**Goal:** Copy out the rows word for word, starting at the one that contains "zoom-level[interactable]: 117% [795,734,824,746]" and ending at the one that contains "color-swatch[interactable] [169,439,195,465]".

**Region boundary data:**
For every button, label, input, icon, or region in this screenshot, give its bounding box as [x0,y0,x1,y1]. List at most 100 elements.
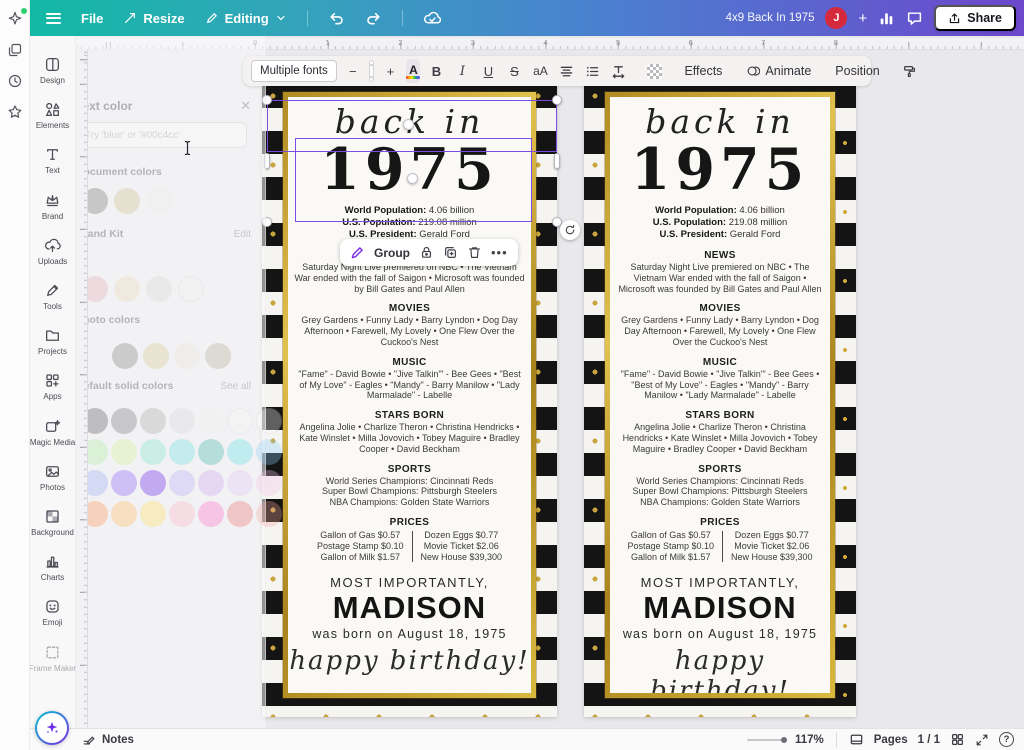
zoom-level[interactable]: 117% [795,734,824,746]
color-swatch[interactable] [140,408,166,434]
font-family-select[interactable]: Multiple fonts [251,60,337,82]
list-icon[interactable] [582,59,602,83]
color-swatch[interactable] [227,439,253,465]
poster-page-2[interactable]: back in 1975 World Population: 4.06 bill… [584,85,856,717]
color-swatch[interactable] [111,470,137,496]
color-swatch[interactable] [169,439,195,465]
color-swatch[interactable] [111,439,137,465]
color-swatch[interactable] [198,501,224,527]
comments-icon[interactable] [906,10,923,27]
poster-name[interactable]: MADISON [610,591,830,624]
copy-style-roller-icon[interactable] [900,59,920,83]
poster-wish[interactable]: happy birthday! [610,646,830,698]
color-swatch[interactable] [146,188,172,214]
sidebar-item[interactable]: Emoji [30,590,76,635]
redo-icon[interactable] [365,10,382,27]
sidebar-item[interactable]: Background [30,500,76,545]
color-swatch[interactable] [169,470,195,496]
italic-button[interactable]: I [452,59,472,83]
share-button[interactable]: Share [934,5,1016,31]
color-swatch[interactable] [198,408,224,434]
poster-most-importantly[interactable]: MOST IMPORTANTLY, [610,575,830,590]
sidebar-item[interactable]: Design [30,48,76,93]
fullscreen-icon[interactable] [975,733,989,747]
font-size-input[interactable]: -- [369,60,375,82]
color-swatch[interactable] [114,276,140,302]
group-button[interactable]: Group [374,246,410,260]
sidebar-item[interactable]: Photos [30,455,76,500]
animate-button[interactable]: Animate [742,64,815,78]
zoom-slider-knob[interactable] [781,737,787,743]
color-swatch[interactable] [140,439,166,465]
color-swatch[interactable] [169,501,195,527]
text-case-button[interactable]: aA [530,59,550,83]
sidebar-item[interactable]: Apps [30,364,76,409]
more-options-icon[interactable]: ••• [491,245,508,260]
color-swatch[interactable] [205,343,231,369]
color-swatch[interactable] [256,439,282,465]
element-center-handle[interactable] [407,173,418,184]
text-color-button[interactable]: A [406,59,420,83]
sidebar-item[interactable]: Brand [30,184,76,229]
font-size-decrease-button[interactable]: − [343,59,363,83]
transparency-icon[interactable] [644,59,664,83]
trash-icon[interactable] [467,245,482,260]
poster-sections[interactable]: NEWS Saturday Night Live premiered on NB… [610,250,830,508]
poster-prices[interactable]: PRICES Gallon of Gas $0.57 Postage Stamp… [288,517,531,563]
edit-link[interactable]: Edit [234,229,251,240]
pages-rail-icon[interactable] [6,41,24,59]
selection-handle-ne[interactable] [552,95,562,105]
selection-handle-e[interactable] [554,153,560,169]
resize-menu[interactable]: Resize [123,11,184,26]
help-icon[interactable]: ? [999,732,1014,747]
sidebar-item[interactable]: Text [30,138,76,183]
sidebar-item[interactable]: Magic Media [30,410,76,455]
close-icon[interactable]: ✕ [240,98,251,114]
magic-sparkle-icon[interactable] [6,10,24,28]
sidebar-item[interactable]: Tools [30,274,76,319]
file-menu[interactable]: File [81,11,103,26]
poster-wish[interactable]: happy birthday! [288,646,531,676]
color-swatch[interactable] [140,470,166,496]
poster-born-line[interactable]: was born on August 18, 1975 [610,627,830,641]
grid-view-icon[interactable] [950,732,965,747]
underline-button[interactable]: U [478,59,498,83]
font-size-increase-button[interactable]: + [380,59,400,83]
color-swatch[interactable] [169,408,195,434]
sidebar-item[interactable]: Charts [30,545,76,590]
sidebar-item[interactable]: Uploads [30,229,76,274]
sidebar-item[interactable]: Elements [30,93,76,138]
poster-prices[interactable]: PRICES Gallon of Gas $0.57 Postage Stamp… [610,517,830,563]
history-clock-icon[interactable] [6,72,24,90]
zoom-slider[interactable] [747,739,785,741]
color-swatch[interactable] [140,501,166,527]
sidebar-item[interactable]: Frame Maker [30,635,76,680]
poster-name[interactable]: MADISON [288,591,531,624]
element-center-handle[interactable] [403,119,414,130]
color-swatch[interactable] [143,343,169,369]
color-swatch[interactable] [198,439,224,465]
sidebar-item[interactable]: Projects [30,319,76,364]
duplicate-icon[interactable] [443,245,458,260]
color-swatch[interactable] [114,188,140,214]
poster-facts[interactable]: World Population: 4.06 billionU.S. Popul… [610,205,830,241]
poster-sections[interactable]: NEWS Saturday Night Live premiered on NB… [288,250,531,508]
assistant-sparkle-button[interactable] [35,711,69,745]
poster-born-line[interactable]: was born on August 18, 1975 [288,627,531,641]
bold-button[interactable]: B [426,59,446,83]
color-swatch[interactable] [174,343,200,369]
poster-most-importantly[interactable]: MOST IMPORTANTLY, [288,575,531,590]
star-icon[interactable] [6,103,24,121]
avatar[interactable]: J [825,7,847,29]
edit-pencil-icon[interactable] [350,245,365,260]
poster-year[interactable]: 1975 [610,143,830,196]
color-swatch[interactable] [256,501,282,527]
color-swatch[interactable] [198,470,224,496]
hamburger-icon[interactable] [46,10,61,26]
color-swatch[interactable] [146,276,172,302]
pages-button[interactable]: Pages [874,734,908,746]
effects-button[interactable]: Effects [680,64,726,78]
color-swatch[interactable] [256,408,282,434]
color-swatch[interactable] [178,276,204,302]
text-align-icon[interactable] [556,59,576,83]
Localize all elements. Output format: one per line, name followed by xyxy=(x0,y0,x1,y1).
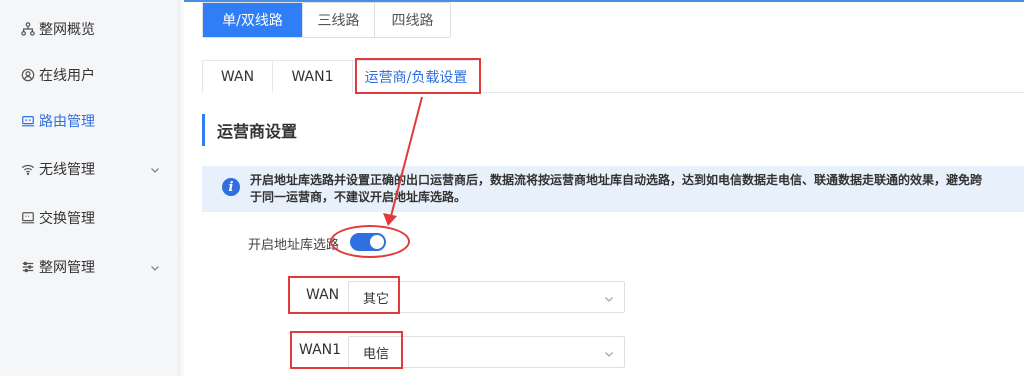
switch-icon xyxy=(20,210,36,226)
chevron-down-icon xyxy=(150,261,160,271)
info-text: 开启地址库选路并设置正确的出口运营商后，数据流将按运营商地址库自动选路，达到如电… xyxy=(250,172,1024,206)
info-text-line-2: 于同一运营商，不建议开启地址库选路。 xyxy=(250,190,467,204)
line-mode-tabs: 单/双线路 三线路 四线路 xyxy=(202,2,451,38)
sidebar-item-label: 无线管理 xyxy=(39,162,95,178)
sidebar-item-routing-management[interactable]: 路由管理 xyxy=(0,97,178,145)
sidebar-item-online-users[interactable]: 在线用户 xyxy=(0,51,178,99)
annotation-box-carrier-tab xyxy=(355,58,481,94)
address-routing-label: 开启地址库选路 xyxy=(248,238,340,253)
tab-wan1[interactable]: WAN1 xyxy=(272,60,353,93)
sidebar: 整网概览 在线用户 路由管理 无线管理 交换管理 整网管理 xyxy=(0,0,178,376)
info-banner: i 开启地址库选路并设置正确的出口运营商后，数据流将按运营商地址库自动选路，达到… xyxy=(202,166,1024,212)
topology-icon xyxy=(20,21,36,37)
tab-single-dual-line[interactable]: 单/双线路 xyxy=(203,3,303,37)
tab-wan[interactable]: WAN xyxy=(202,60,273,93)
annotation-box-wan xyxy=(288,276,400,314)
info-text-line-1: 开启地址库选路并设置正确的出口运营商后，数据流将按运营商地址库自动选路，达到如电… xyxy=(250,173,983,187)
chevron-down-icon xyxy=(604,293,614,303)
settings-sliders-icon xyxy=(20,259,36,275)
sidebar-item-network-overview[interactable]: 整网概览 xyxy=(0,5,178,53)
sidebar-item-label: 整网管理 xyxy=(39,260,95,276)
wan-tabs: WAN WAN1 运营商/负载设置 xyxy=(202,60,1024,93)
section-title: 运营商设置 xyxy=(202,114,297,146)
chevron-down-icon xyxy=(604,348,614,358)
tab-four-line[interactable]: 四线路 xyxy=(375,3,450,37)
main-content: 单/双线路 三线路 四线路 WAN WAN1 运营商/负载设置 运营商设置 i … xyxy=(184,0,1024,376)
sidebar-item-switch-management[interactable]: 交换管理 xyxy=(0,194,178,242)
router-icon xyxy=(20,113,36,129)
tab-three-line[interactable]: 三线路 xyxy=(303,3,375,37)
annotation-ellipse-toggle xyxy=(330,225,410,258)
sidebar-item-label: 在线用户 xyxy=(39,68,95,84)
annotation-box-wan1 xyxy=(290,331,403,369)
sidebar-item-label: 整网概览 xyxy=(39,22,95,38)
sidebar-item-wireless-management[interactable]: 无线管理 xyxy=(0,145,178,193)
info-icon: i xyxy=(222,178,240,196)
chevron-down-icon xyxy=(150,163,160,173)
user-icon xyxy=(20,67,36,83)
wifi-icon xyxy=(20,161,36,177)
sidebar-item-label: 交换管理 xyxy=(39,211,95,227)
sidebar-item-network-settings[interactable]: 整网管理 xyxy=(0,243,178,291)
sidebar-item-label: 路由管理 xyxy=(39,114,95,130)
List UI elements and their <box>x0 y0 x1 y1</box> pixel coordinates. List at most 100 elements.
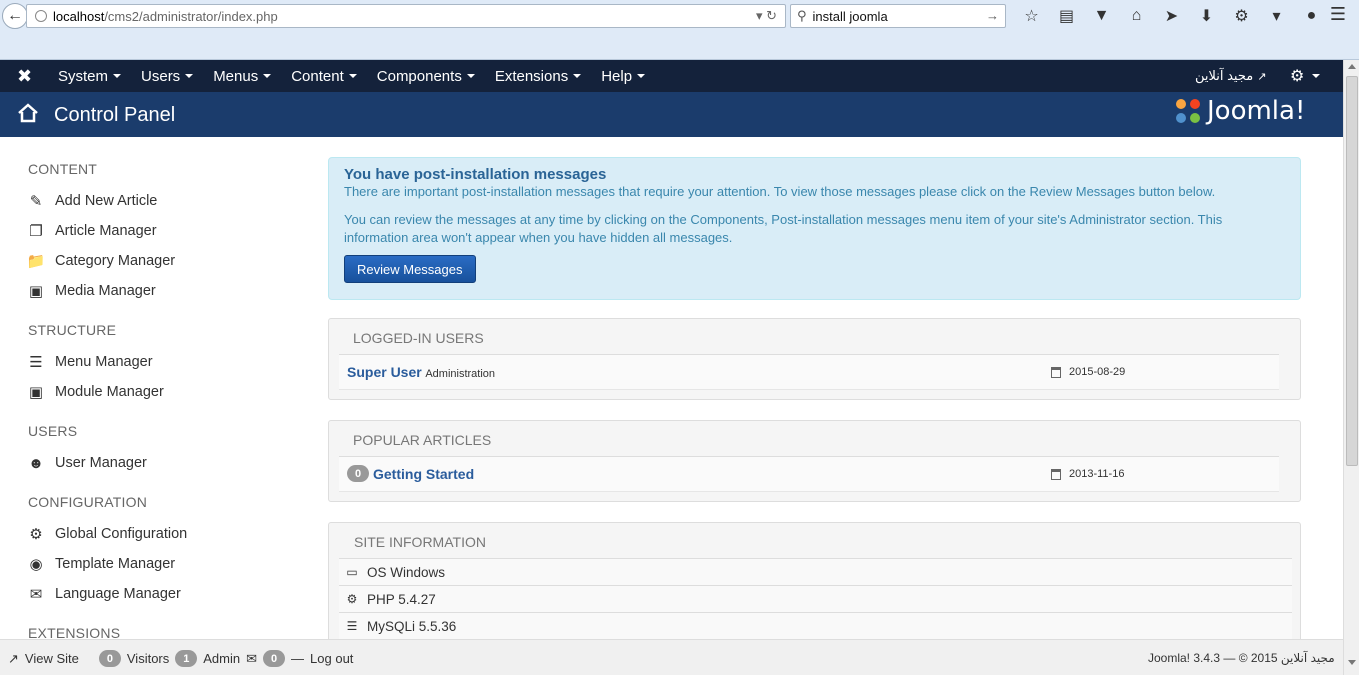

**Response to this exercise:**
zoom-level[interactable]: 117% [795,734,824,746]
color-swatch[interactable] [140,408,166,434]
font-family-select[interactable]: Multiple fonts [251,60,337,82]
list-icon[interactable] [582,59,602,83]
color-swatch[interactable] [227,439,253,465]
poster-page-2[interactable]: back in 1975 World Population: 4.06 bill… [584,85,856,717]
color-swatch[interactable] [111,470,137,496]
color-swatch[interactable] [169,439,195,465]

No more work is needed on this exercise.